Figure contents as structured data
= = =

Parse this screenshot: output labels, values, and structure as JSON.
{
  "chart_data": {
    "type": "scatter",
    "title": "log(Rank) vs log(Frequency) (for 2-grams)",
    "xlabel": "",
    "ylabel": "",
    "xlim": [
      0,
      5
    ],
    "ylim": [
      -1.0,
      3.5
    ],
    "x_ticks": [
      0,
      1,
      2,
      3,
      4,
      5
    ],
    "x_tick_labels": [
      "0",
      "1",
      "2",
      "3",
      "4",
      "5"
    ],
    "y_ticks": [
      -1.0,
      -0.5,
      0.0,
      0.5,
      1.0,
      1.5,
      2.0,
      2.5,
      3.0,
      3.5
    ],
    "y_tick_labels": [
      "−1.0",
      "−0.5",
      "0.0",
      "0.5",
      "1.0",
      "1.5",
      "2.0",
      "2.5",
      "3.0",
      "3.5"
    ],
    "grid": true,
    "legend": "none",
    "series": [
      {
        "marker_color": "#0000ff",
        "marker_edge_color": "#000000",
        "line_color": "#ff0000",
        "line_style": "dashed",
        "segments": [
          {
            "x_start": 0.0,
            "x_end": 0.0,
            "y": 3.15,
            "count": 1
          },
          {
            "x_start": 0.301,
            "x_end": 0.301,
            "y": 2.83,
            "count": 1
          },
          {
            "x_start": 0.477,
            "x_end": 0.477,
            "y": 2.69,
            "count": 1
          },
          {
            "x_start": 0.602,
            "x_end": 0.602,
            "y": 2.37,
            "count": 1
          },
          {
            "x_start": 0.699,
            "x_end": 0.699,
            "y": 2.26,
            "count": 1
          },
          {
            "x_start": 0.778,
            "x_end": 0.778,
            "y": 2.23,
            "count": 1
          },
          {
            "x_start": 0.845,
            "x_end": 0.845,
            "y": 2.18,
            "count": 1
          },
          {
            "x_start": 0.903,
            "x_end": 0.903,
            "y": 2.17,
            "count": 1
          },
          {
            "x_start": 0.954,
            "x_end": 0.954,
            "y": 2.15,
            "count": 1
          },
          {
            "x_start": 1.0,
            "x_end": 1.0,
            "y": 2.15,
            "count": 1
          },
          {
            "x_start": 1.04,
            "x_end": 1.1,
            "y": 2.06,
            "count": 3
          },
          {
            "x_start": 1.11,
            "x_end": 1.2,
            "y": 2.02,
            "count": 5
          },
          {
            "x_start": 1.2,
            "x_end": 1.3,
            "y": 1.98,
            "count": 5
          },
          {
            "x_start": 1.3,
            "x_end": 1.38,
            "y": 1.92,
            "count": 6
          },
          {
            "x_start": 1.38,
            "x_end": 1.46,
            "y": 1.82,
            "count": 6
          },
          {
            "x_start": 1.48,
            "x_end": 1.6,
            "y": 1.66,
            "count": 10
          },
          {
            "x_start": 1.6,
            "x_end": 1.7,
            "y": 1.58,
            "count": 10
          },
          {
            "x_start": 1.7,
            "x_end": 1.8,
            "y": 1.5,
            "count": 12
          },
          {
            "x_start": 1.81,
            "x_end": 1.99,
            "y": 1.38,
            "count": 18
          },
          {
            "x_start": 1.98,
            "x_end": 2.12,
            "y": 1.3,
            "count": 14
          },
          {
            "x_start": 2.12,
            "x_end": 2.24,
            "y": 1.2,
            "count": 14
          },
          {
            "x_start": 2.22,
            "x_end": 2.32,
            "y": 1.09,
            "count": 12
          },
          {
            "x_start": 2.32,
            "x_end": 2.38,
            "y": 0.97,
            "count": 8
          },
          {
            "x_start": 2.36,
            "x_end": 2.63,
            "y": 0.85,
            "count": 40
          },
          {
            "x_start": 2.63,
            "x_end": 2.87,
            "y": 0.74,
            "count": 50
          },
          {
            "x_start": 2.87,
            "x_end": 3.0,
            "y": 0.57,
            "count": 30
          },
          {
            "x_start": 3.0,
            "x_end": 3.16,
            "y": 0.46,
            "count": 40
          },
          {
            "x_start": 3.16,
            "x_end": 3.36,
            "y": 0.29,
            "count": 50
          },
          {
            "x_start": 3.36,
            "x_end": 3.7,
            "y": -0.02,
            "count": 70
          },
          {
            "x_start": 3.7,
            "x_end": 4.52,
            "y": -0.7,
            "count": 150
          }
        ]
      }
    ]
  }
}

= = =

**EXERCISE TASK**
Return all of the entries exactly as they were supplied.

**RESPONSE TO THIS EXERCISE**
Parse this screenshot: output labels, values, and structure as JSON.
{
  "chart_data": {
    "type": "scatter",
    "title": "log(Rank) vs log(Frequency) (for 2-grams)",
    "xlabel": "",
    "ylabel": "",
    "xlim": [
      0,
      5
    ],
    "ylim": [
      -1.0,
      3.5
    ],
    "x_ticks": [
      0,
      1,
      2,
      3,
      4,
      5
    ],
    "x_tick_labels": [
      "0",
      "1",
      "2",
      "3",
      "4",
      "5"
    ],
    "y_ticks": [
      -1.0,
      -0.5,
      0.0,
      0.5,
      1.0,
      1.5,
      2.0,
      2.5,
      3.0,
      3.5
    ],
    "y_tick_labels": [
      "−1.0",
      "−0.5",
      "0.0",
      "0.5",
      "1.0",
      "1.5",
      "2.0",
      "2.5",
      "3.0",
      "3.5"
    ],
    "grid": true,
    "legend": "none",
    "series": [
      {
        "marker_color": "#0000ff",
        "marker_edge_color": "#000000",
        "line_color": "#ff0000",
        "line_style": "dashed",
        "segments": [
          {
            "x_start": 0.0,
            "x_end": 0.0,
            "y": 3.15,
            "count": 1
          },
          {
            "x_start": 0.301,
            "x_end": 0.301,
            "y": 2.83,
            "count": 1
          },
          {
            "x_start": 0.477,
            "x_end": 0.477,
            "y": 2.69,
            "count": 1
          },
          {
            "x_start": 0.602,
            "x_end": 0.602,
            "y": 2.37,
            "count": 1
          },
          {
            "x_start": 0.699,
            "x_end": 0.699,
            "y": 2.26,
            "count": 1
          },
          {
            "x_start": 0.778,
            "x_end": 0.778,
            "y": 2.23,
            "count": 1
          },
          {
            "x_start": 0.845,
            "x_end": 0.845,
            "y": 2.18,
            "count": 1
          },
          {
            "x_start": 0.903,
            "x_end": 0.903,
            "y": 2.17,
            "count": 1
          },
          {
            "x_start": 0.954,
            "x_end": 0.954,
            "y": 2.15,
            "count": 1
          },
          {
            "x_start": 1.0,
            "x_end": 1.0,
            "y": 2.15,
            "count": 1
          },
          {
            "x_start": 1.04,
            "x_end": 1.1,
            "y": 2.06,
            "count": 3
          },
          {
            "x_start": 1.11,
            "x_end": 1.2,
            "y": 2.02,
            "count": 5
          },
          {
            "x_start": 1.2,
            "x_end": 1.3,
            "y": 1.98,
            "count": 5
          },
          {
            "x_start": 1.3,
            "x_end": 1.38,
            "y": 1.92,
            "count": 6
          },
          {
            "x_start": 1.38,
            "x_end": 1.46,
            "y": 1.82,
            "count": 6
          },
          {
            "x_start": 1.48,
            "x_end": 1.6,
            "y": 1.66,
            "count": 10
          },
          {
            "x_start": 1.6,
            "x_end": 1.7,
            "y": 1.58,
            "count": 10
          },
          {
            "x_start": 1.7,
            "x_end": 1.8,
            "y": 1.5,
            "count": 12
          },
          {
            "x_start": 1.81,
            "x_end": 1.99,
            "y": 1.38,
            "count": 18
          },
          {
            "x_start": 1.98,
            "x_end": 2.12,
            "y": 1.3,
            "count": 14
          },
          {
            "x_start": 2.12,
            "x_end": 2.24,
            "y": 1.2,
            "count": 14
          },
          {
            "x_start": 2.22,
            "x_end": 2.32,
            "y": 1.09,
            "count": 12
          },
          {
            "x_start": 2.32,
            "x_end": 2.38,
            "y": 0.97,
            "count": 8
          },
          {
            "x_start": 2.36,
            "x_end": 2.63,
            "y": 0.85,
            "count": 40
          },
          {
            "x_start": 2.63,
            "x_end": 2.87,
            "y": 0.74,
            "count": 50
          },
          {
            "x_start": 2.87,
            "x_end": 3.0,
            "y": 0.57,
            "count": 30
          },
          {
            "x_start": 3.0,
            "x_end": 3.16,
            "y": 0.46,
            "count": 40
          },
          {
            "x_start": 3.16,
            "x_end": 3.36,
            "y": 0.29,
            "count": 50
          },
          {
            "x_start": 3.36,
            "x_end": 3.7,
            "y": -0.02,
            "count": 70
          },
          {
            "x_start": 3.7,
            "x_end": 4.52,
            "y": -0.7,
            "count": 150
          }
        ]
      }
    ]
  }
}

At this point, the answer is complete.